- TASK PROMPT
Rewrite the rows below with "items" substituted for every occurrence of "elements", leaving all other text unchanged. Leave the pictures out of your answer.

═══

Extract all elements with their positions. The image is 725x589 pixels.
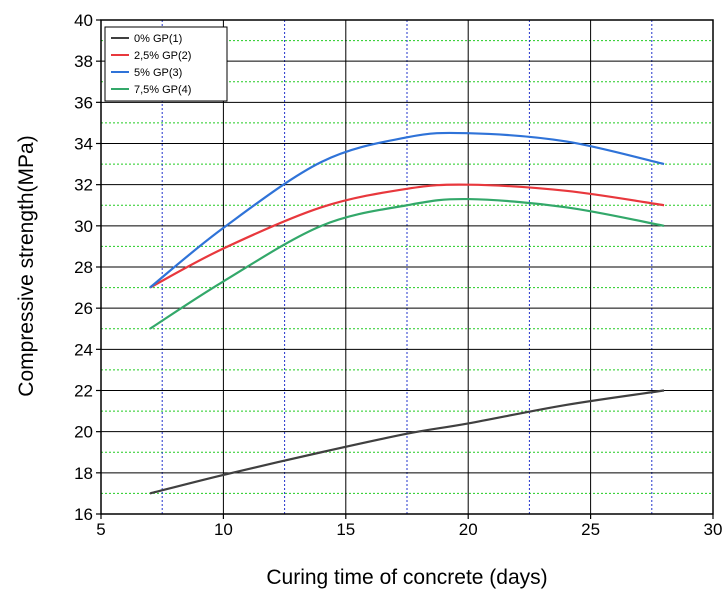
x-tick-label: 20 (459, 520, 478, 539)
y-tick-label: 26 (74, 299, 93, 318)
y-tick-label: 34 (74, 135, 93, 154)
y-tick-label: 36 (74, 93, 93, 112)
y-tick-label: 16 (74, 505, 93, 524)
x-tick-label: 30 (704, 520, 723, 539)
series-line-3 (149, 131, 665, 289)
x-tick-label: 15 (336, 520, 355, 539)
y-tick-label: 20 (74, 423, 93, 442)
legend-label: 2,5% GP(2) (134, 50, 191, 62)
y-tick-label: 38 (74, 52, 93, 71)
series-lines (149, 131, 665, 495)
x-tick-label: 10 (214, 520, 233, 539)
x-axis-title: Curing time of concrete (days) (266, 566, 547, 589)
legend: 0% GP(1) 2,5% GP(2) 5% GP(3) 7,5% GP(4) (104, 26, 228, 102)
series-line-1 (149, 389, 665, 495)
x-tick-label: 5 (96, 520, 105, 539)
legend-label: 0% GP(1) (134, 33, 182, 45)
y-tick-label: 22 (74, 382, 93, 401)
legend-label: 5% GP(3) (134, 67, 182, 79)
tick-labels: 5 10 15 20 25 30 16 18 20 22 24 26 28 30 32 34 36 38 40 (74, 11, 722, 539)
y-tick-label: 32 (74, 176, 93, 195)
y-tick-label: 40 (74, 11, 93, 30)
y-axis-title: Compressive strength(MPa) (15, 135, 38, 396)
legend-label: 7,5% GP(4) (134, 84, 191, 96)
y-tick-label: 18 (74, 464, 93, 483)
x-tick-label: 25 (581, 520, 600, 539)
y-tick-label: 30 (74, 217, 93, 236)
y-tick-label: 28 (74, 258, 93, 277)
series-line-2 (149, 183, 665, 289)
y-tick-label: 24 (74, 340, 93, 359)
series-line-4 (149, 197, 665, 330)
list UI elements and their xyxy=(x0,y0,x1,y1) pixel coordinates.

═══

- WRITTEN SOLUTION
Extract all items with their positions. The image is 725x589 pixels.
x-tick-label: 20 (459, 520, 478, 539)
y-tick-label: 26 (74, 299, 93, 318)
y-tick-label: 34 (74, 135, 93, 154)
y-tick-label: 36 (74, 93, 93, 112)
y-tick-label: 16 (74, 505, 93, 524)
x-tick-label: 30 (704, 520, 723, 539)
series-line-3 (149, 131, 665, 289)
x-tick-label: 15 (336, 520, 355, 539)
y-tick-label: 20 (74, 423, 93, 442)
legend-label: 2,5% GP(2) (134, 50, 191, 62)
y-tick-label: 38 (74, 52, 93, 71)
series-lines (149, 131, 665, 495)
x-tick-label: 10 (214, 520, 233, 539)
x-axis-title: Curing time of concrete (days) (266, 566, 547, 589)
legend: 0% GP(1) 2,5% GP(2) 5% GP(3) 7,5% GP(4) (104, 26, 228, 102)
series-line-1 (149, 389, 665, 495)
x-tick-label: 5 (96, 520, 105, 539)
legend-label: 0% GP(1) (134, 33, 182, 45)
y-tick-label: 22 (74, 382, 93, 401)
legend-label: 5% GP(3) (134, 67, 182, 79)
tick-labels: 5 10 15 20 25 30 16 18 20 22 24 26 28 30 32 34 36 38 40 (74, 11, 722, 539)
y-tick-label: 32 (74, 176, 93, 195)
y-tick-label: 40 (74, 11, 93, 30)
y-axis-title: Compressive strength(MPa) (15, 135, 38, 396)
legend-label: 7,5% GP(4) (134, 84, 191, 96)
y-tick-label: 18 (74, 464, 93, 483)
x-tick-label: 25 (581, 520, 600, 539)
y-tick-label: 30 (74, 217, 93, 236)
y-tick-label: 28 (74, 258, 93, 277)
series-line-2 (149, 183, 665, 289)
y-tick-label: 24 (74, 340, 93, 359)
series-line-4 (149, 197, 665, 330)
list UI items and their xyxy=(x0,y0,x1,y1) pixel coordinates.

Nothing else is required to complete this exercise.